▶ _What to produce_
Repeat the whole of the data, keeping every detail the same.

[Records from a collection]
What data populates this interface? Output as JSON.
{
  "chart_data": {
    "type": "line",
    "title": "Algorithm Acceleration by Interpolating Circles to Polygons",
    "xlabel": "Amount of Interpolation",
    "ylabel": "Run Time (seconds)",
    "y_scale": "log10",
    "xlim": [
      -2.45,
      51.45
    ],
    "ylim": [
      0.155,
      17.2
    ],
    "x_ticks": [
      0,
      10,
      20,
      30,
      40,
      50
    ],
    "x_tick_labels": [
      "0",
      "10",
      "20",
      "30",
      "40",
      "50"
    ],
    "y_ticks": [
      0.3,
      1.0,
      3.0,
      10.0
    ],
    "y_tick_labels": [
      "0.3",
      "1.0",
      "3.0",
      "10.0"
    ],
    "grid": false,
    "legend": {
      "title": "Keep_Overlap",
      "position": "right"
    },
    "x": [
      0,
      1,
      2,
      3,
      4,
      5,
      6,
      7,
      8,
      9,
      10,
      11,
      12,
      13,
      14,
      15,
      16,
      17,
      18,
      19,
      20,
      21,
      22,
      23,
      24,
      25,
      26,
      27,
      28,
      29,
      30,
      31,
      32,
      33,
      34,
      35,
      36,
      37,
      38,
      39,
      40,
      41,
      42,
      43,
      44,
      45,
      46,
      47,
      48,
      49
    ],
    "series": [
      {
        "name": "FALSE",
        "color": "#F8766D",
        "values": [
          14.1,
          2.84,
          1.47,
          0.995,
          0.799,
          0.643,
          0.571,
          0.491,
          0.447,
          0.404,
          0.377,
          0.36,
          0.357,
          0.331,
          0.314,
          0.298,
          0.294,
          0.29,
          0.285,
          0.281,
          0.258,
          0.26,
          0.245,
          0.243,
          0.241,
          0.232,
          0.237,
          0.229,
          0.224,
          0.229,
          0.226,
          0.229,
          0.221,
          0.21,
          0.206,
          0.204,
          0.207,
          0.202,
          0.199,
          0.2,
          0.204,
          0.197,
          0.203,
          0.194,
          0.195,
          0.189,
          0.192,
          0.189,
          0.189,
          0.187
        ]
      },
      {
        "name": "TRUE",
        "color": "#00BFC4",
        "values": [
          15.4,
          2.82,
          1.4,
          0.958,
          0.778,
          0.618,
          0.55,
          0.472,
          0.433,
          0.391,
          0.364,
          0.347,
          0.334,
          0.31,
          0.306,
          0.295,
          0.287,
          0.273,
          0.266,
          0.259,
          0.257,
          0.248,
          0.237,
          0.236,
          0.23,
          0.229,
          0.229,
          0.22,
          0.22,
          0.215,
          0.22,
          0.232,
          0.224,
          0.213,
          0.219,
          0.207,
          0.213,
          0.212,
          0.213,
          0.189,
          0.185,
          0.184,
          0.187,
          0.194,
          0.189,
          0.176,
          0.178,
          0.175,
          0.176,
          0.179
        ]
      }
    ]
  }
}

▶ _Solution for this task_
What data populates this interface? Output as JSON.
{
  "chart_data": {
    "type": "line",
    "title": "Algorithm Acceleration by Interpolating Circles to Polygons",
    "xlabel": "Amount of Interpolation",
    "ylabel": "Run Time (seconds)",
    "y_scale": "log10",
    "xlim": [
      -2.45,
      51.45
    ],
    "ylim": [
      0.155,
      17.2
    ],
    "x_ticks": [
      0,
      10,
      20,
      30,
      40,
      50
    ],
    "x_tick_labels": [
      "0",
      "10",
      "20",
      "30",
      "40",
      "50"
    ],
    "y_ticks": [
      0.3,
      1.0,
      3.0,
      10.0
    ],
    "y_tick_labels": [
      "0.3",
      "1.0",
      "3.0",
      "10.0"
    ],
    "grid": false,
    "legend": {
      "title": "Keep_Overlap",
      "position": "right"
    },
    "x": [
      0,
      1,
      2,
      3,
      4,
      5,
      6,
      7,
      8,
      9,
      10,
      11,
      12,
      13,
      14,
      15,
      16,
      17,
      18,
      19,
      20,
      21,
      22,
      23,
      24,
      25,
      26,
      27,
      28,
      29,
      30,
      31,
      32,
      33,
      34,
      35,
      36,
      37,
      38,
      39,
      40,
      41,
      42,
      43,
      44,
      45,
      46,
      47,
      48,
      49
    ],
    "series": [
      {
        "name": "FALSE",
        "color": "#F8766D",
        "values": [
          14.1,
          2.84,
          1.47,
          0.995,
          0.799,
          0.643,
          0.571,
          0.491,
          0.447,
          0.404,
          0.377,
          0.36,
          0.357,
          0.331,
          0.314,
          0.298,
          0.294,
          0.29,
          0.285,
          0.281,
          0.258,
          0.26,
          0.245,
          0.243,
          0.241,
          0.232,
          0.237,
          0.229,
          0.224,
          0.229,
          0.226,
          0.229,
          0.221,
          0.21,
          0.206,
          0.204,
          0.207,
          0.202,
          0.199,
          0.2,
          0.204,
          0.197,
          0.203,
          0.194,
          0.195,
          0.189,
          0.192,
          0.189,
          0.189,
          0.187
        ]
      },
      {
        "name": "TRUE",
        "color": "#00BFC4",
        "values": [
          15.4,
          2.82,
          1.4,
          0.958,
          0.778,
          0.618,
          0.55,
          0.472,
          0.433,
          0.391,
          0.364,
          0.347,
          0.334,
          0.31,
          0.306,
          0.295,
          0.287,
          0.273,
          0.266,
          0.259,
          0.257,
          0.248,
          0.237,
          0.236,
          0.23,
          0.229,
          0.229,
          0.22,
          0.22,
          0.215,
          0.22,
          0.232,
          0.224,
          0.213,
          0.219,
          0.207,
          0.213,
          0.212,
          0.213,
          0.189,
          0.185,
          0.184,
          0.187,
          0.194,
          0.189,
          0.176,
          0.178,
          0.175,
          0.176,
          0.179
        ]
      }
    ]
  }
}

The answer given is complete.